* AIM OF THE EXERCISE *
Copy every line that mentions the word "falls".

* TASK INPUTS *
====

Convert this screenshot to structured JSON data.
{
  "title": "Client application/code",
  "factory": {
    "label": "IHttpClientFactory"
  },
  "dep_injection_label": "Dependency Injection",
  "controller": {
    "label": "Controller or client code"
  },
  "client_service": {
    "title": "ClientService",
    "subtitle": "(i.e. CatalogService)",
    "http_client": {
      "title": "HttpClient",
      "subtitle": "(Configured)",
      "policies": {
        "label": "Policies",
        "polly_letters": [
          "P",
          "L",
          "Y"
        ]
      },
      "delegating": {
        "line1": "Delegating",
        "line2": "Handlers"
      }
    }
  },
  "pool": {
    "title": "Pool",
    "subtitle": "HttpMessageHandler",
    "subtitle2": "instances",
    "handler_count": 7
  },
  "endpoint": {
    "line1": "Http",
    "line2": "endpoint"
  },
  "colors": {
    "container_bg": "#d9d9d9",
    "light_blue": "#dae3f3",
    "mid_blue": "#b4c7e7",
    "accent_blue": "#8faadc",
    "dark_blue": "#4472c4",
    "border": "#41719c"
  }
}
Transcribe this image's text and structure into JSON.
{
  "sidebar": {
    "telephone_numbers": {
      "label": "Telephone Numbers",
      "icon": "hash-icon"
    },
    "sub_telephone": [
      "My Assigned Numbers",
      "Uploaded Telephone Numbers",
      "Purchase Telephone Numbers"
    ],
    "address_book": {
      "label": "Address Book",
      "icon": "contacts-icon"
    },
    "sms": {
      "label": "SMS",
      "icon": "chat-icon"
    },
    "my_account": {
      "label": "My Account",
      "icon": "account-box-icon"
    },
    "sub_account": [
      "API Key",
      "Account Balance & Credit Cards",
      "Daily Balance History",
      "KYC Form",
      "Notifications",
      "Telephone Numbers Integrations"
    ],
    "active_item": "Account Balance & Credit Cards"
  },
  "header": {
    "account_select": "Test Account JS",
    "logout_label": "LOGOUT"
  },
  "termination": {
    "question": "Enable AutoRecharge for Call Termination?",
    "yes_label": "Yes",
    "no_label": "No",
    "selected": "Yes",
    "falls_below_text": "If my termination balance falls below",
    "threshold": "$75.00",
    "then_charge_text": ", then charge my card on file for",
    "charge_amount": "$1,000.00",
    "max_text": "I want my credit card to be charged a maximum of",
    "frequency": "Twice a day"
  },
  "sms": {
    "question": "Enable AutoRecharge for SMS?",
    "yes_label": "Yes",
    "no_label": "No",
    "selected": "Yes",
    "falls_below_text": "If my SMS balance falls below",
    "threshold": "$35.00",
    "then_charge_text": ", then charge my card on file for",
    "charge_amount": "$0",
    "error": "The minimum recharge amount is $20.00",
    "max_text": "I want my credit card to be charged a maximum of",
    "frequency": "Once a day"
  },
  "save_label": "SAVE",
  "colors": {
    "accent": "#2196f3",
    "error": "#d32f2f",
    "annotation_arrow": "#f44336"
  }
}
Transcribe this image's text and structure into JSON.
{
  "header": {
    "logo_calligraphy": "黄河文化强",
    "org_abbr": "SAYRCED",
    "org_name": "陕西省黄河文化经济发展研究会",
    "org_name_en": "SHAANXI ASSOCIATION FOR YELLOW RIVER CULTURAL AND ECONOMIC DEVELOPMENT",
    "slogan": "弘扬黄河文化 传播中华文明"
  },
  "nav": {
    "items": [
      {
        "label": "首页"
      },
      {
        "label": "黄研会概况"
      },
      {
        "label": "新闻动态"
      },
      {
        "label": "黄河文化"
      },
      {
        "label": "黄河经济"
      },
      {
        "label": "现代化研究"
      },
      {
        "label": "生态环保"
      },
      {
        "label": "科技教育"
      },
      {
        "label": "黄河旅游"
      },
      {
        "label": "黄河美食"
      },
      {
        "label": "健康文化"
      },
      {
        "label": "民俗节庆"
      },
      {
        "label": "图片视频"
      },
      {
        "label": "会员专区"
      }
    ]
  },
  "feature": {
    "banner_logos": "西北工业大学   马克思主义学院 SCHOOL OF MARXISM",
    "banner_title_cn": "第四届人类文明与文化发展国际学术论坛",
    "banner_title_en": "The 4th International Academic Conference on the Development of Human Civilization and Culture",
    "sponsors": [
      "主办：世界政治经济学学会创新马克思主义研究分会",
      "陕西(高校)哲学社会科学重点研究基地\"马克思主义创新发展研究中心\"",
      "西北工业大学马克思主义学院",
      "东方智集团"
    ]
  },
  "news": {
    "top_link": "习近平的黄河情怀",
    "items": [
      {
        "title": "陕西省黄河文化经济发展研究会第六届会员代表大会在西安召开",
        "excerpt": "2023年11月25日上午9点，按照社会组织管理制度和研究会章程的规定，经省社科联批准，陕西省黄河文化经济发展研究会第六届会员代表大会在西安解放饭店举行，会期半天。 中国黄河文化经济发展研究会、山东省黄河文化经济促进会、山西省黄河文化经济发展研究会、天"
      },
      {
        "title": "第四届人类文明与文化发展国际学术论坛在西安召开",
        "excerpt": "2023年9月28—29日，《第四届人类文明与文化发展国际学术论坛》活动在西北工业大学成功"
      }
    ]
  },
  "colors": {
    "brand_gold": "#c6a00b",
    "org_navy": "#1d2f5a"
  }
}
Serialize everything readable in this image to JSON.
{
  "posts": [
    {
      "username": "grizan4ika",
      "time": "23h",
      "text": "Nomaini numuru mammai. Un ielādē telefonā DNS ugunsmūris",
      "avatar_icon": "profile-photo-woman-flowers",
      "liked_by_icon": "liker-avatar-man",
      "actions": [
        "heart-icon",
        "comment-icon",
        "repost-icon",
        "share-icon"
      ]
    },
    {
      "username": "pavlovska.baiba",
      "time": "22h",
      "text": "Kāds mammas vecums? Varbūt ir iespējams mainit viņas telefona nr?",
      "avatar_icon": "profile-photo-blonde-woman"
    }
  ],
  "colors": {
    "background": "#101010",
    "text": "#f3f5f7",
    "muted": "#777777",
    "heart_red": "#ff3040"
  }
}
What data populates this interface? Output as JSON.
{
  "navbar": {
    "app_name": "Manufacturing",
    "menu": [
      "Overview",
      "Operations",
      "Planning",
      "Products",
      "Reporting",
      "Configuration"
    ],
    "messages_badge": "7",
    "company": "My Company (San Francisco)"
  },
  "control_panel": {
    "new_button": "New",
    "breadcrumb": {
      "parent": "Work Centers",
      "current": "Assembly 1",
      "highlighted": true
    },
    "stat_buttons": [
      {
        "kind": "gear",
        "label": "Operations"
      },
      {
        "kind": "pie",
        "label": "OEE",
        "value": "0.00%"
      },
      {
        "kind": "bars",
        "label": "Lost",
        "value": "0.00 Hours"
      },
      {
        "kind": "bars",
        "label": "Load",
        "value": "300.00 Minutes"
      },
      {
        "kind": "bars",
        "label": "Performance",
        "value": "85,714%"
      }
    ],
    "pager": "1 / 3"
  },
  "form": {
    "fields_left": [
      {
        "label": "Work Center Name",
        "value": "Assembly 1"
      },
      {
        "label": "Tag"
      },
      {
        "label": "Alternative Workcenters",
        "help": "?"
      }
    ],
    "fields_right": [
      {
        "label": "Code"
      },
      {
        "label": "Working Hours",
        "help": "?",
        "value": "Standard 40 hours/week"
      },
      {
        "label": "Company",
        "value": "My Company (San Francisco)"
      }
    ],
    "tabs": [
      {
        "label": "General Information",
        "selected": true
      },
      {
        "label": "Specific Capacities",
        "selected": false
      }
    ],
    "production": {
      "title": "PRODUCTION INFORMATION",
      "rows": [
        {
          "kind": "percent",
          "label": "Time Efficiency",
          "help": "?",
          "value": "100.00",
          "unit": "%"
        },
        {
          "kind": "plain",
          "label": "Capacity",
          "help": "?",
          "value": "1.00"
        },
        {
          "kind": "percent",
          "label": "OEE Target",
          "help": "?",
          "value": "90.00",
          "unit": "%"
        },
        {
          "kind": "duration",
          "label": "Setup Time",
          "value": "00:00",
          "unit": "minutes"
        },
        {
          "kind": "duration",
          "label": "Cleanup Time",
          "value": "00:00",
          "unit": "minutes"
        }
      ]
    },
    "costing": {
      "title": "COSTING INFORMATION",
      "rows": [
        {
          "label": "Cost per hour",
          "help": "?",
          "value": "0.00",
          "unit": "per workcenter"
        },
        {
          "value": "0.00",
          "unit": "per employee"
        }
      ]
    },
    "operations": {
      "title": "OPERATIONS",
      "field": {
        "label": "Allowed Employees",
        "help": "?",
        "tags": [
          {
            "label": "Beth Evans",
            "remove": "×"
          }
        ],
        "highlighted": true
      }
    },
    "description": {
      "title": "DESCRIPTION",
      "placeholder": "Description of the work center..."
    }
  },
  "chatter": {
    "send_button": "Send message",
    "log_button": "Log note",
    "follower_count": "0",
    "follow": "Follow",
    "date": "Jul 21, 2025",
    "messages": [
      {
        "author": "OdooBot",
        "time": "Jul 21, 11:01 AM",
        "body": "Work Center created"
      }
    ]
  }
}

====

* SOLUTION TO THE PROBLEM *
    "falls_below_text": "If my termination balance falls below",
    "falls_below_text": "If my SMS balance falls below",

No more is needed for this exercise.